Record list —
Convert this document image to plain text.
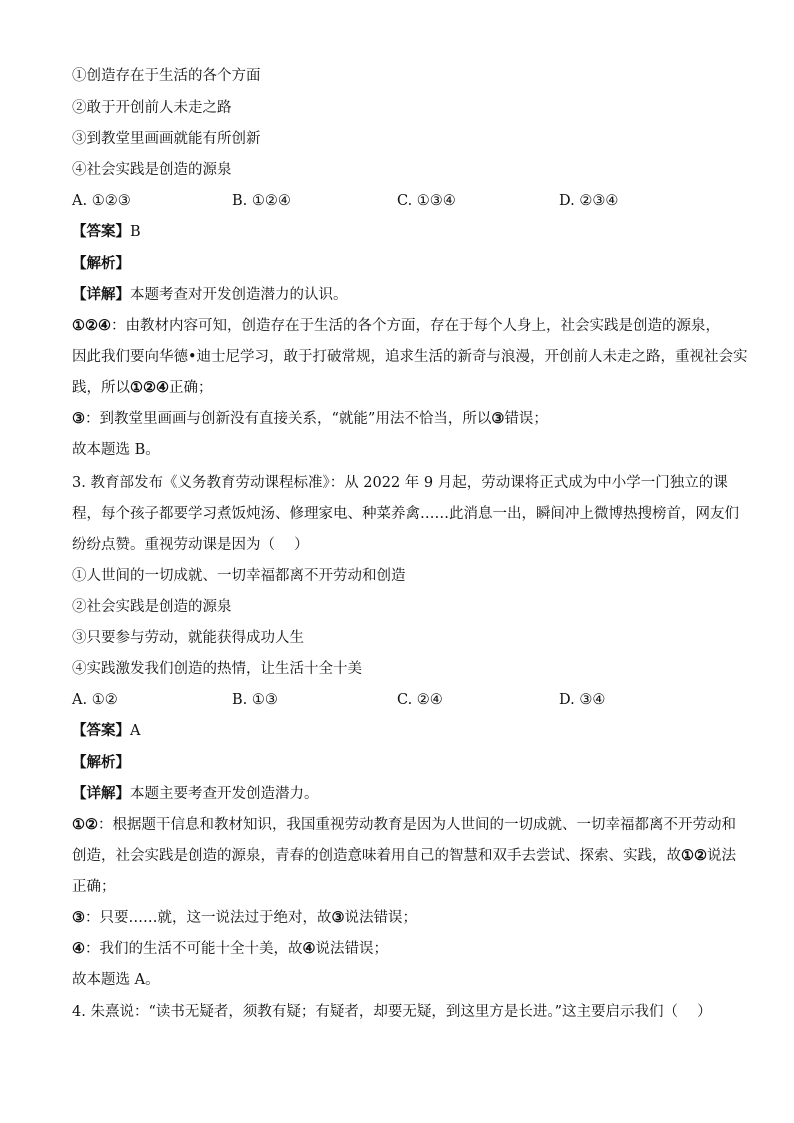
①创造存在于生活的各个方面
②敢于开创前人未走之路
③到教堂里画画就能有所创新
④社会实践是创造的源泉
A. ①②③	B. ①②④	C. ①③④	D. ②③④
【答案】B
【解析】
【详解】本题考查对开发创造潜力的认识。
①②④：由教材内容可知，创造存在于生活的各个方面，存在于每个人身上，社会实践是创造的源泉，
因此我们要向华德•迪士尼学习，敢于打破常规，追求生活的新奇与浪漫，开创前人未走之路，重视社会实
践，所以①②④正确；
③：到教堂里画画与创新没有直接关系，“就能”用法不恰当，所以③错误；
故本题选 B。
3. 教育部发布《义务教育劳动课程标准》：从 2022 年 9 月起，劳动课将正式成为中小学一门独立的课
程，每个孩子都要学习煮饭炖汤、修理家电、种菜养禽……此消息一出，瞬间冲上微博热搜榜首，网友们
纷纷点赞。重视劳动课是因为（　 ）
①人世间的一切成就、一切幸福都离不开劳动和创造
②社会实践是创造的源泉
③只要参与劳动，就能获得成功人生
④实践激发我们创造的热情，让生活十全十美
A. ①②	B. ①③	C. ②④	D. ③④
【答案】A
【解析】
【详解】本题主要考查开发创造潜力。
①②：根据题干信息和教材知识，我国重视劳动教育是因为人世间的一切成就、一切幸福都离不开劳动和
创造，社会实践是创造的源泉，青春的创造意味着用自己的智慧和双手去尝试、探索、实践，故①②说法
正确；
③：只要……就，这一说法过于绝对，故③说法错误；
④：我们的生活不可能十全十美，故④说法错误；
故本题选 A。
4. 朱熹说：“读书无疑者，须教有疑；有疑者，却要无疑，到这里方是长进。”这主要启示我们（　 ）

Stated problem — Go through the listing above and quote it exactly, apart from its images.

Exercise answer —
Convert this document image to plain text.
①创造存在于生活的各个方面
②敢于开创前人未走之路
③到教堂里画画就能有所创新
④社会实践是创造的源泉
A. ①②③	B. ①②④	C. ①③④	D. ②③④
【答案】B
【解析】
【详解】本题考查对开发创造潜力的认识。
①②④：由教材内容可知，创造存在于生活的各个方面，存在于每个人身上，社会实践是创造的源泉，
因此我们要向华德•迪士尼学习，敢于打破常规，追求生活的新奇与浪漫，开创前人未走之路，重视社会实
践，所以①②④正确；
③：到教堂里画画与创新没有直接关系，“就能”用法不恰当，所以③错误；
故本题选 B。
3. 教育部发布《义务教育劳动课程标准》：从 2022 年 9 月起，劳动课将正式成为中小学一门独立的课
程，每个孩子都要学习煮饭炖汤、修理家电、种菜养禽……此消息一出，瞬间冲上微博热搜榜首，网友们
纷纷点赞。重视劳动课是因为（　 ）
①人世间的一切成就、一切幸福都离不开劳动和创造
②社会实践是创造的源泉
③只要参与劳动，就能获得成功人生
④实践激发我们创造的热情，让生活十全十美
A. ①②	B. ①③	C. ②④	D. ③④
【答案】A
【解析】
【详解】本题主要考查开发创造潜力。
①②：根据题干信息和教材知识，我国重视劳动教育是因为人世间的一切成就、一切幸福都离不开劳动和
创造，社会实践是创造的源泉，青春的创造意味着用自己的智慧和双手去尝试、探索、实践，故①②说法
正确；
③：只要……就，这一说法过于绝对，故③说法错误；
④：我们的生活不可能十全十美，故④说法错误；
故本题选 A。
4. 朱熹说：“读书无疑者，须教有疑；有疑者，却要无疑，到这里方是长进。”这主要启示我们（　 ）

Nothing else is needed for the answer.